In the entries that follow, how many lines hold the string "Messages"? Give only that number.

[Recorded data]
--
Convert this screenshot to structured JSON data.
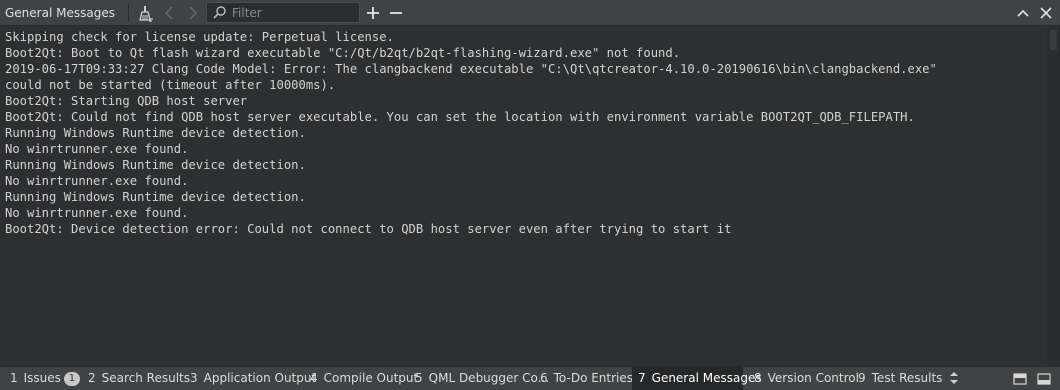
{
  "toolbar": {
    "title": "General Messages",
    "filter_placeholder": "Filter"
  },
  "output": {
    "lines": [
      "Skipping check for license update: Perpetual license.",
      "Boot2Qt: Boot to Qt flash wizard executable \"C:/Qt/b2qt/b2qt-flashing-wizard.exe\" not found.",
      "2019-06-17T09:33:27 Clang Code Model: Error: The clangbackend executable \"C:\\Qt\\qtcreator-4.10.0-20190616\\bin\\clangbackend.exe\"",
      "could not be started (timeout after 10000ms).",
      "Boot2Qt: Starting QDB host server",
      "Boot2Qt: Could not find QDB host server executable. You can set the location with environment variable BOOT2QT_QDB_FILEPATH.",
      "Running Windows Runtime device detection.",
      "No winrtrunner.exe found.",
      "Running Windows Runtime device detection.",
      "No winrtrunner.exe found.",
      "Running Windows Runtime device detection.",
      "No winrtrunner.exe found.",
      "Boot2Qt: Device detection error: Could not connect to QDB host server even after trying to start it"
    ]
  },
  "bottom_tabs": [
    {
      "num": "1",
      "label": "Issues",
      "badge": "1"
    },
    {
      "num": "2",
      "label": "Search Results"
    },
    {
      "num": "3",
      "label": "Application Output"
    },
    {
      "num": "4",
      "label": "Compile Output"
    },
    {
      "num": "5",
      "label": "QML Debugger Co..."
    },
    {
      "num": "6",
      "label": "To-Do Entries"
    },
    {
      "num": "7",
      "label": "General Messages",
      "active": true
    },
    {
      "num": "8",
      "label": "Version Control"
    },
    {
      "num": "9",
      "label": "Test Results"
    }
  ],
  "colors": {
    "toolbar_bg": "#404244",
    "output_bg": "#2e2f30",
    "text": "#d2d2d2",
    "active_tab_bg": "#262728"
  }
}
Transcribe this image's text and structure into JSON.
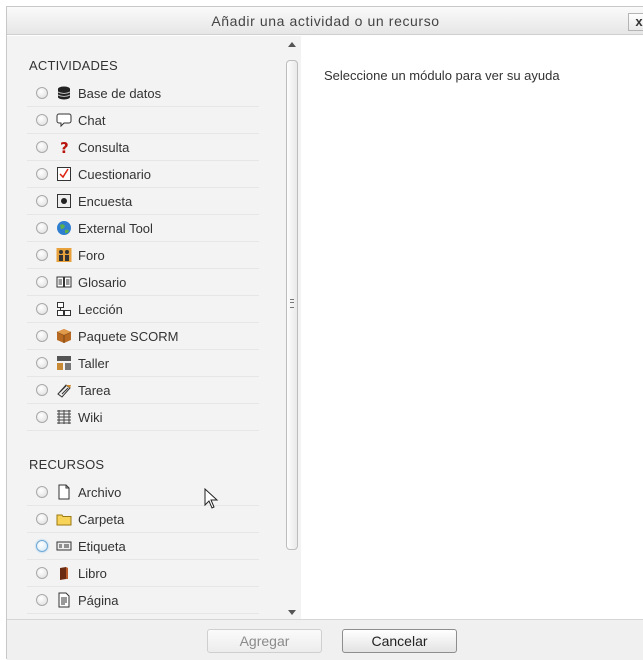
{
  "dialog": {
    "title": "Añadir una actividad o un recurso",
    "close_label": "x"
  },
  "sections": {
    "activities_title": "ACTIVIDADES",
    "resources_title": "RECURSOS"
  },
  "activities": [
    {
      "label": "Base de datos",
      "icon": "database-icon"
    },
    {
      "label": "Chat",
      "icon": "chat-icon"
    },
    {
      "label": "Consulta",
      "icon": "question-icon"
    },
    {
      "label": "Cuestionario",
      "icon": "quiz-icon"
    },
    {
      "label": "Encuesta",
      "icon": "survey-icon"
    },
    {
      "label": "External Tool",
      "icon": "globe-icon"
    },
    {
      "label": "Foro",
      "icon": "forum-icon"
    },
    {
      "label": "Glosario",
      "icon": "glossary-icon"
    },
    {
      "label": "Lección",
      "icon": "lesson-icon"
    },
    {
      "label": "Paquete SCORM",
      "icon": "package-icon"
    },
    {
      "label": "Taller",
      "icon": "workshop-icon"
    },
    {
      "label": "Tarea",
      "icon": "assignment-icon"
    },
    {
      "label": "Wiki",
      "icon": "wiki-icon"
    }
  ],
  "resources": [
    {
      "label": "Archivo",
      "icon": "file-icon"
    },
    {
      "label": "Carpeta",
      "icon": "folder-icon"
    },
    {
      "label": "Etiqueta",
      "icon": "label-icon"
    },
    {
      "label": "Libro",
      "icon": "book-icon"
    },
    {
      "label": "Página",
      "icon": "page-icon"
    }
  ],
  "help_text": "Seleccione un módulo para ver su ayuda",
  "footer": {
    "add_label": "Agregar",
    "cancel_label": "Cancelar"
  }
}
--
Written solution: 2